JOB: Below are records; work out how many of their lines contain "fall" and give only that number.

Start of INFORMATION GIVEN

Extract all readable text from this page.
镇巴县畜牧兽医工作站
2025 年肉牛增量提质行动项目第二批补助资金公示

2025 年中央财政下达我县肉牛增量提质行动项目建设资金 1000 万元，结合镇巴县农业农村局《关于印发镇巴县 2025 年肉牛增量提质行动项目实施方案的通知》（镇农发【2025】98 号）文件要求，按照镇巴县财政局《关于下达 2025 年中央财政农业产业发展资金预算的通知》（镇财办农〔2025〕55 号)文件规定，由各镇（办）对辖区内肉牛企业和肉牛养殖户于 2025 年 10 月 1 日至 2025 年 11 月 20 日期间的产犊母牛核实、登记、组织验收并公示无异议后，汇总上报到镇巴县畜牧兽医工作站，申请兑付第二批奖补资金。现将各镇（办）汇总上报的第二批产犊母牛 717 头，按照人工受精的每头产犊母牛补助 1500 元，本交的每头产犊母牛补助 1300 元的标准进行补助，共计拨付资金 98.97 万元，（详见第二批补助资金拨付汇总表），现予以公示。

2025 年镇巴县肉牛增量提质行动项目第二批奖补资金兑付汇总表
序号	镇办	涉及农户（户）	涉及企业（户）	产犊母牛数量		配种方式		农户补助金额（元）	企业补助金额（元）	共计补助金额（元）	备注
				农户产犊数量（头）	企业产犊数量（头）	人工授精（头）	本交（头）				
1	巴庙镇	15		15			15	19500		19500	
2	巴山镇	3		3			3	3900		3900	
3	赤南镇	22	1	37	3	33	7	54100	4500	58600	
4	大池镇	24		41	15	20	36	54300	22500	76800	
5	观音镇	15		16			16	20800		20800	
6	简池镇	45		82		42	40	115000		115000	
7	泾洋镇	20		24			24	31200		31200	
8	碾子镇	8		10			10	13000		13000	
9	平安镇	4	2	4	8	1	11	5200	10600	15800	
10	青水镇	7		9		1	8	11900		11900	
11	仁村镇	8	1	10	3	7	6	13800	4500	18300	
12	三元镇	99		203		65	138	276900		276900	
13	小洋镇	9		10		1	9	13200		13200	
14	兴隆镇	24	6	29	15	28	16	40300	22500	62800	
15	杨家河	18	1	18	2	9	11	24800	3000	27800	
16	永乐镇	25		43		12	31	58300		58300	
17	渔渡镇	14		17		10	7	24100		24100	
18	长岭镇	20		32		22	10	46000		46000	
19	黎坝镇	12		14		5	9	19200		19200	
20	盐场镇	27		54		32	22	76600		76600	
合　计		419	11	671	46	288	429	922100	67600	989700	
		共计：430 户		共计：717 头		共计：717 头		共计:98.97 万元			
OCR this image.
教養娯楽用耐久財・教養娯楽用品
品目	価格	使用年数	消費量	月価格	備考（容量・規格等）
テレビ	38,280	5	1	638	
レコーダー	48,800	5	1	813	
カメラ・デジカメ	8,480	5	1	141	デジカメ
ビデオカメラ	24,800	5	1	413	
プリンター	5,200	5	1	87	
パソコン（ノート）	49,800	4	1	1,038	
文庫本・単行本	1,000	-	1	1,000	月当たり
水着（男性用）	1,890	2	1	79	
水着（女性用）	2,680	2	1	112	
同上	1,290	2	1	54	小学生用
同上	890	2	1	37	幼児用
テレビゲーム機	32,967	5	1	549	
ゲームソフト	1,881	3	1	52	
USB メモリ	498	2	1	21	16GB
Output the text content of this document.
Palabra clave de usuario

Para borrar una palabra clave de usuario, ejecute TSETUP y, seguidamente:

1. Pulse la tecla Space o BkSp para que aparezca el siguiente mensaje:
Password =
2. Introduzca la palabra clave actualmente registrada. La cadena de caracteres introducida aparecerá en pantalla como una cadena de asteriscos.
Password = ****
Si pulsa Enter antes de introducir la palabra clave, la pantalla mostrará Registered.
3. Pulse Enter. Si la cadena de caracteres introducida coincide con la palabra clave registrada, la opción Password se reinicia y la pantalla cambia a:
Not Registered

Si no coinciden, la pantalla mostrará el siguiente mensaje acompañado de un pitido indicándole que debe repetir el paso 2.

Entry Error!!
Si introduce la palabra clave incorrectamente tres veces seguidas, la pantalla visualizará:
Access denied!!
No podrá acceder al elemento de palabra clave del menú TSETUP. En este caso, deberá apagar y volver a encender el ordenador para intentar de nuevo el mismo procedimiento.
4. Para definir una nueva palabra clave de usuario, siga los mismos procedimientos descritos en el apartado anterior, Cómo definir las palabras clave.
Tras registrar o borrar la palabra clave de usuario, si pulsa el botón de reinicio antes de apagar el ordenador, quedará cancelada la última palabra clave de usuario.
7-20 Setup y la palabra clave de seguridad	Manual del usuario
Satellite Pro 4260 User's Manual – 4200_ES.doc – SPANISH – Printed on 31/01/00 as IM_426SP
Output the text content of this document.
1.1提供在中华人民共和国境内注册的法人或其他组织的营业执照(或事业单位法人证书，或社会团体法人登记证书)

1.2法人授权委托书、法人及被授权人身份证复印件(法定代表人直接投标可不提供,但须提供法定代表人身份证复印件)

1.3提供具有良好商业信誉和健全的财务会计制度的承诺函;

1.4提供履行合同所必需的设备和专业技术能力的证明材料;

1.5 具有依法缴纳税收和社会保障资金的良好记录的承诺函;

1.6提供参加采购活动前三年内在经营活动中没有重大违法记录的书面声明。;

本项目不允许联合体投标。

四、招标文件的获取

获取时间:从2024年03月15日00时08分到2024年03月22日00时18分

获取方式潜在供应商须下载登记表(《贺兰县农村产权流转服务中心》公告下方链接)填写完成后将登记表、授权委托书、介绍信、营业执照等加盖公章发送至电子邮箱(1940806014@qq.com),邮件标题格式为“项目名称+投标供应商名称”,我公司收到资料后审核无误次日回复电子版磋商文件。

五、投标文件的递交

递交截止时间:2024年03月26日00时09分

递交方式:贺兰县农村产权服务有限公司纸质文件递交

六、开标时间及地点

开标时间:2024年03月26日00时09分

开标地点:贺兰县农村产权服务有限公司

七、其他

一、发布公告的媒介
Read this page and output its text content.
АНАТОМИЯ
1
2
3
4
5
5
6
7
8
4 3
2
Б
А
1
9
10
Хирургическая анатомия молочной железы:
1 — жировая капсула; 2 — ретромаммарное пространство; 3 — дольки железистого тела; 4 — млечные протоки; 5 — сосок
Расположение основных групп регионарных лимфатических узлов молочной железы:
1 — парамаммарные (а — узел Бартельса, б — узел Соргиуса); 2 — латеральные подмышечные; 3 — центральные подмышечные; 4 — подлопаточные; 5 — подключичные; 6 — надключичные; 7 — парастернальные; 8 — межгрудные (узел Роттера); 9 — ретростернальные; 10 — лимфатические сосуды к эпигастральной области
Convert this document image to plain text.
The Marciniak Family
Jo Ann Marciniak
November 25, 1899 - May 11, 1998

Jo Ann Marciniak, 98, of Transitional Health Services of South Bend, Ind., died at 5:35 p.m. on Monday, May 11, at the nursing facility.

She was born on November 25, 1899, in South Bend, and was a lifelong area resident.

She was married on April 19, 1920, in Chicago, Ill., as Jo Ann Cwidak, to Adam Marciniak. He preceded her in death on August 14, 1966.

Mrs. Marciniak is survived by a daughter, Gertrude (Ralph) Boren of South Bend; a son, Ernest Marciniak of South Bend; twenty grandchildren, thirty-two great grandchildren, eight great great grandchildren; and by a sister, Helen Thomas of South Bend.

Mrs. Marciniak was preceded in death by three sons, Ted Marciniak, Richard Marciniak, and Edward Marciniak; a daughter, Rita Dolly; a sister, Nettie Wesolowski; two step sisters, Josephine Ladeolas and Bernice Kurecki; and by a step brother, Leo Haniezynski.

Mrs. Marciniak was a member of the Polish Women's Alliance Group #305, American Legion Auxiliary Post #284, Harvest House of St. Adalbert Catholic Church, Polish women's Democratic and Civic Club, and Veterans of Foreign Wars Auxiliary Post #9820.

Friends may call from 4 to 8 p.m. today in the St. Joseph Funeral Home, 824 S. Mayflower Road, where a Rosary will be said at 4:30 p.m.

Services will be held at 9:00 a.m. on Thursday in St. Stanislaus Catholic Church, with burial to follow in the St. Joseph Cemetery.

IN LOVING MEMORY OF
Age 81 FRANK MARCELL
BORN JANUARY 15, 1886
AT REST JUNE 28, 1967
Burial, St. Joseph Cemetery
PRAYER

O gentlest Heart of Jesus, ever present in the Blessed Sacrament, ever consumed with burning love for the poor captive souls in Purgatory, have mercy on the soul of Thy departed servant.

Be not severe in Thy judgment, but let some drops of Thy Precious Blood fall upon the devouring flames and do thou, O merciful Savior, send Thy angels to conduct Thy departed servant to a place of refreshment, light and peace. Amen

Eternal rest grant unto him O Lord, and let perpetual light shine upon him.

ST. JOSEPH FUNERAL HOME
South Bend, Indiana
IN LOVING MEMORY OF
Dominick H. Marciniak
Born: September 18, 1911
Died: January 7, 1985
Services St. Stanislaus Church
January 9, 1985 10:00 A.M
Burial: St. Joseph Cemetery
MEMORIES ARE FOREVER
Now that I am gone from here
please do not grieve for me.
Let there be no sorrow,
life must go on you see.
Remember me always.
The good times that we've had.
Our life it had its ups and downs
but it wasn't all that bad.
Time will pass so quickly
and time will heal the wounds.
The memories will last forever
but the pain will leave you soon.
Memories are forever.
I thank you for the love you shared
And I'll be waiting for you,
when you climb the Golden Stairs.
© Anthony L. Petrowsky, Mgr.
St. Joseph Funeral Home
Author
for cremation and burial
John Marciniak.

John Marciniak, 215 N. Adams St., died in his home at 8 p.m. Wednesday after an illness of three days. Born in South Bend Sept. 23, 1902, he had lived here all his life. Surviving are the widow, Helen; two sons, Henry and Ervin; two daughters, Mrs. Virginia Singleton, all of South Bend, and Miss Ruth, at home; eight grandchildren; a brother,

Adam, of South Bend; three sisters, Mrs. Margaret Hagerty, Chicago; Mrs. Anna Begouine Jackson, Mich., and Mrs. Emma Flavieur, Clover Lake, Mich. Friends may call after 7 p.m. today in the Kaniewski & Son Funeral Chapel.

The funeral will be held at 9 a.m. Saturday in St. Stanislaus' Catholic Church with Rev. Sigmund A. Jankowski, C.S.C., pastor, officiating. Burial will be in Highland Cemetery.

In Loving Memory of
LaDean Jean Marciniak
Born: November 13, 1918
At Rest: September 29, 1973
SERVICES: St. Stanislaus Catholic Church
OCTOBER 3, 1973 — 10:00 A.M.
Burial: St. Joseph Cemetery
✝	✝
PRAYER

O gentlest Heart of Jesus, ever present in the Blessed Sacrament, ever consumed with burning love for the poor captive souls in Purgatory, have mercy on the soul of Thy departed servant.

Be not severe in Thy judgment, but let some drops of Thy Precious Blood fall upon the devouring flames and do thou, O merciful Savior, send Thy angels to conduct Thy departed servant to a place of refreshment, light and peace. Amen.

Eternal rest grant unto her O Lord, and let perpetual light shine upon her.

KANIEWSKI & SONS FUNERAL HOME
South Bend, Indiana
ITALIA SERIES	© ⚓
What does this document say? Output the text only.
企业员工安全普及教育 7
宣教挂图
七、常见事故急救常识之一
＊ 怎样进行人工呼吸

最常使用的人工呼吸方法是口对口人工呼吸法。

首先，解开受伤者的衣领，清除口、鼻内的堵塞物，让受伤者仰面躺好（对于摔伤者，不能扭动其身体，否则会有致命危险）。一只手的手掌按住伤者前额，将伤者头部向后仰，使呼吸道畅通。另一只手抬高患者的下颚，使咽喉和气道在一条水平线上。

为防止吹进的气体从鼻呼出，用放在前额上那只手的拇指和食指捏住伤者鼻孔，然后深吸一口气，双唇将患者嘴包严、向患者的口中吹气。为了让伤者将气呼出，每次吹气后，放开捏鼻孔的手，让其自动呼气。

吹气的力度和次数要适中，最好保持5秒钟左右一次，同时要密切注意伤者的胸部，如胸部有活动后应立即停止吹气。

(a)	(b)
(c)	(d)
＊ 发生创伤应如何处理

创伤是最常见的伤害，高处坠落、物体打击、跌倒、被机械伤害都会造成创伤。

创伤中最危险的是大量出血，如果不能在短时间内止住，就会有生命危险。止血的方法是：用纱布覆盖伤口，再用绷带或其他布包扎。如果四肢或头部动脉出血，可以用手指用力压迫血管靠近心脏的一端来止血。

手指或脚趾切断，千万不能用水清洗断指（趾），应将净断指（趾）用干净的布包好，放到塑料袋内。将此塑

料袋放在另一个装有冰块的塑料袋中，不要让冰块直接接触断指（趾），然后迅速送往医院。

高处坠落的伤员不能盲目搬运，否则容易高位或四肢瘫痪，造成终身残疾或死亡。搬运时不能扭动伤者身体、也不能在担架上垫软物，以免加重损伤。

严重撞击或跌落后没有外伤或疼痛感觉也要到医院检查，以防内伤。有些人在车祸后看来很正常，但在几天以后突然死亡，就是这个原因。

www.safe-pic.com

End of INFORMATION GIVEN

SOLUTION TO THE EXERCISE: 2